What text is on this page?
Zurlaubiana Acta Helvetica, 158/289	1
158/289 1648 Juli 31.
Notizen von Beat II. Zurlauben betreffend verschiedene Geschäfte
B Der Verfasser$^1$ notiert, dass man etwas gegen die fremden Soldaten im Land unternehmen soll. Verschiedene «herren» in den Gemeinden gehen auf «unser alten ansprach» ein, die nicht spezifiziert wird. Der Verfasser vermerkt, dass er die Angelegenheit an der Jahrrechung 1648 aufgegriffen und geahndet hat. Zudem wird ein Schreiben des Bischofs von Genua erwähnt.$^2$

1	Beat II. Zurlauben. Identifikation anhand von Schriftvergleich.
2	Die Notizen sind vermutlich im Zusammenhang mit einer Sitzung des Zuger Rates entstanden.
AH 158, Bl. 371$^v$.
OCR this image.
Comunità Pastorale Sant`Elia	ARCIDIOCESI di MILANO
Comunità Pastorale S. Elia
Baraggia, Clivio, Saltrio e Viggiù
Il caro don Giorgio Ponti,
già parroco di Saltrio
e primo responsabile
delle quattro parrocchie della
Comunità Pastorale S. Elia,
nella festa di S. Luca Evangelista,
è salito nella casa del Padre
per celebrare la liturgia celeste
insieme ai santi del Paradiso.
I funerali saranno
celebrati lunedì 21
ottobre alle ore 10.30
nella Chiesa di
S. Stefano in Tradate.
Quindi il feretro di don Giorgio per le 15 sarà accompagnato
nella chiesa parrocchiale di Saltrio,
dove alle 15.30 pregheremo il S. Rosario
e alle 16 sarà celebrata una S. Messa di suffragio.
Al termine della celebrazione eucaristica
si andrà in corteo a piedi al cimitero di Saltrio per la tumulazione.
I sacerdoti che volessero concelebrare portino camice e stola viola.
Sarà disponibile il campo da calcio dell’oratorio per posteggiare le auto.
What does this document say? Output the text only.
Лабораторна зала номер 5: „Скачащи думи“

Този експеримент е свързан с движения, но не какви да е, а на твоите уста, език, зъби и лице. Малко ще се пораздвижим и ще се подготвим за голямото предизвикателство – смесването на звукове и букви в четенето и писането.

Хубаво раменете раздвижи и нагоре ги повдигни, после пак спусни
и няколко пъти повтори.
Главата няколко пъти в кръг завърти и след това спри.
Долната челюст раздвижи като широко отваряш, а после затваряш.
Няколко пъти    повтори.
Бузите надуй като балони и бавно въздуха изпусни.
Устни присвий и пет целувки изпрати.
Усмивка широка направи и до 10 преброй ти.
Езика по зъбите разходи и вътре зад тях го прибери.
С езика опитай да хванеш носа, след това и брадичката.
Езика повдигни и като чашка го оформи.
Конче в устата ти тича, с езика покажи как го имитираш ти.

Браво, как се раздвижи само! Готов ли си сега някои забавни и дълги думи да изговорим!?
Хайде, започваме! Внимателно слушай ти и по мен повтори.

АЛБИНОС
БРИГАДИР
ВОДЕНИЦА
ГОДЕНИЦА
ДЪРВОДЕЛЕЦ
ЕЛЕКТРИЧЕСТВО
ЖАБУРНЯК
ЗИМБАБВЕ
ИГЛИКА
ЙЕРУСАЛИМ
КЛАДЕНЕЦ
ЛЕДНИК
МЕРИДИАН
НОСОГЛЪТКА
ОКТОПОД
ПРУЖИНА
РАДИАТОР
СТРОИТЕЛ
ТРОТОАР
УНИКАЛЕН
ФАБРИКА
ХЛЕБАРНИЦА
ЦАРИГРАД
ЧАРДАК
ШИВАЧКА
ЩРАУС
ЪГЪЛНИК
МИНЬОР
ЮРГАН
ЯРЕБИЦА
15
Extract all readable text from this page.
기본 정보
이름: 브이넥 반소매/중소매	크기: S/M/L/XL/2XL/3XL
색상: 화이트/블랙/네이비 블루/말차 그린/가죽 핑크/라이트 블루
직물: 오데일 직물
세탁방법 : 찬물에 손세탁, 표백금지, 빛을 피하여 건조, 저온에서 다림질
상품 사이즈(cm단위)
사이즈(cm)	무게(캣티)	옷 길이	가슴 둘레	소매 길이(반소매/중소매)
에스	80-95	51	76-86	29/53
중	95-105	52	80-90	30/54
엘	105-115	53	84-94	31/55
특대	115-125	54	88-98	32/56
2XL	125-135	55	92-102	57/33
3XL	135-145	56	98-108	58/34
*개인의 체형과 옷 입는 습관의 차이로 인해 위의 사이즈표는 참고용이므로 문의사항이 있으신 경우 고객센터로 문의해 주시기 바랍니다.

::::::

→ Goal
Extract the full set of entries word for word.

→ Final result
What text is on this page?
Zurlaubiana Acta Helvetica, 158/289	1
158/289 1648 Juli 31.
Notizen von Beat II. Zurlauben betreffend verschiedene Geschäfte
B Der Verfasser$^1$ notiert, dass man etwas gegen die fremden Soldaten im Land unternehmen soll. Verschiedene «herren» in den Gemeinden gehen auf «unser alten ansprach» ein, die nicht spezifiziert wird. Der Verfasser vermerkt, dass er die Angelegenheit an der Jahrrechung 1648 aufgegriffen und geahndet hat. Zudem wird ein Schreiben des Bischofs von Genua erwähnt.$^2$

1	Beat II. Zurlauben. Identifikation anhand von Schriftvergleich.
2	Die Notizen sind vermutlich im Zusammenhang mit einer Sitzung des Zuger Rates entstanden.
AH 158, Bl. 371$^v$.
OCR this image.
Comunità Pastorale Sant`Elia	ARCIDIOCESI di MILANO
Comunità Pastorale S. Elia
Baraggia, Clivio, Saltrio e Viggiù
Il caro don Giorgio Ponti,
già parroco di Saltrio
e primo responsabile
delle quattro parrocchie della
Comunità Pastorale S. Elia,
nella festa di S. Luca Evangelista,
è salito nella casa del Padre
per celebrare la liturgia celeste
insieme ai santi del Paradiso.
I funerali saranno
celebrati lunedì 21
ottobre alle ore 10.30
nella Chiesa di
S. Stefano in Tradate.
Quindi il feretro di don Giorgio per le 15 sarà accompagnato
nella chiesa parrocchiale di Saltrio,
dove alle 15.30 pregheremo il S. Rosario
e alle 16 sarà celebrata una S. Messa di suffragio.
Al termine della celebrazione eucaristica
si andrà in corteo a piedi al cimitero di Saltrio per la tumulazione.
I sacerdoti che volessero concelebrare portino camice e stola viola.
Sarà disponibile il campo da calcio dell’oratorio per posteggiare le auto.
What does this document say? Output the text only.
Лабораторна зала номер 5: „Скачащи думи“

Този експеримент е свързан с движения, но не какви да е, а на твоите уста, език, зъби и лице. Малко ще се пораздвижим и ще се подготвим за голямото предизвикателство – смесването на звукове и букви в четенето и писането.

Хубаво раменете раздвижи и нагоре ги повдигни, после пак спусни
и няколко пъти повтори.
Главата няколко пъти в кръг завърти и след това спри.
Долната челюст раздвижи като широко отваряш, а после затваряш.
Няколко пъти    повтори.
Бузите надуй като балони и бавно въздуха изпусни.
Устни присвий и пет целувки изпрати.
Усмивка широка направи и до 10 преброй ти.
Езика по зъбите разходи и вътре зад тях го прибери.
С езика опитай да хванеш носа, след това и брадичката.
Езика повдигни и като чашка го оформи.
Конче в устата ти тича, с езика покажи как го имитираш ти.

Браво, как се раздвижи само! Готов ли си сега някои забавни и дълги думи да изговорим!?
Хайде, започваме! Внимателно слушай ти и по мен повтори.

АЛБИНОС
БРИГАДИР
ВОДЕНИЦА
ГОДЕНИЦА
ДЪРВОДЕЛЕЦ
ЕЛЕКТРИЧЕСТВО
ЖАБУРНЯК
ЗИМБАБВЕ
ИГЛИКА
ЙЕРУСАЛИМ
КЛАДЕНЕЦ
ЛЕДНИК
МЕРИДИАН
НОСОГЛЪТКА
ОКТОПОД
ПРУЖИНА
РАДИАТОР
СТРОИТЕЛ
ТРОТОАР
УНИКАЛЕН
ФАБРИКА
ХЛЕБАРНИЦА
ЦАРИГРАД
ЧАРДАК
ШИВАЧКА
ЩРАУС
ЪГЪЛНИК
МИНЬОР
ЮРГАН
ЯРЕБИЦА
15
Extract all readable text from this page.
기본 정보
이름: 브이넥 반소매/중소매	크기: S/M/L/XL/2XL/3XL
색상: 화이트/블랙/네이비 블루/말차 그린/가죽 핑크/라이트 블루
직물: 오데일 직물
세탁방법 : 찬물에 손세탁, 표백금지, 빛을 피하여 건조, 저온에서 다림질
상품 사이즈(cm단위)
사이즈(cm)	무게(캣티)	옷 길이	가슴 둘레	소매 길이(반소매/중소매)
에스	80-95	51	76-86	29/53
중	95-105	52	80-90	30/54
엘	105-115	53	84-94	31/55
특대	115-125	54	88-98	32/56
2XL	125-135	55	92-102	57/33
3XL	135-145	56	98-108	58/34
*개인의 체형과 옷 입는 습관의 차이로 인해 위의 사이즈표는 참고용이므로 문의사항이 있으신 경우 고객센터로 문의해 주시기 바랍니다.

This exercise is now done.